* start DATA TO USE *
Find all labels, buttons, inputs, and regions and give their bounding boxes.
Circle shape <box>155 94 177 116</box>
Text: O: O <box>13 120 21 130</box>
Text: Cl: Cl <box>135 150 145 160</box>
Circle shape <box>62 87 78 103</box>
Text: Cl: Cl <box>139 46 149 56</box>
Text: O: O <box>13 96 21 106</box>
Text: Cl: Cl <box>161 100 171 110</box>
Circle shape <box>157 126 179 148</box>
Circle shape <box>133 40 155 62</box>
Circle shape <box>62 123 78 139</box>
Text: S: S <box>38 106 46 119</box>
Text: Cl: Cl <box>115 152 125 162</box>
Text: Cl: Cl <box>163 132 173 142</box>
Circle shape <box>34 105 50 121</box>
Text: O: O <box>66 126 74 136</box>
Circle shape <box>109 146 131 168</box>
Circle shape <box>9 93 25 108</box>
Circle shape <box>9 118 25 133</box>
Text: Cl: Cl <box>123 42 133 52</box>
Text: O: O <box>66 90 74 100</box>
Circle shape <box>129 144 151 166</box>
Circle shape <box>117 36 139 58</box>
* end DATA TO USE *
◆ **THE REQUEST**
Format everything from the first row down to the row containing "Circle shape <box>133 40 155 62</box>" as a JSON list of strings, one string per row, leaving out any blank lines.

◆ **SOLUTION TO THE PROBLEM**
[
  "Find all labels, buttons, inputs, and regions and give their bounding boxes.",
  "Circle shape <box>155 94 177 116</box>",
  "Text: O: O <box>13 120 21 130</box>",
  "Text: Cl: Cl <box>135 150 145 160</box>",
  "Circle shape <box>62 87 78 103</box>",
  "Text: Cl: Cl <box>139 46 149 56</box>",
  "Text: O: O <box>13 96 21 106</box>",
  "Text: Cl: Cl <box>161 100 171 110</box>",
  "Circle shape <box>157 126 179 148</box>",
  "Circle shape <box>133 40 155 62</box>"
]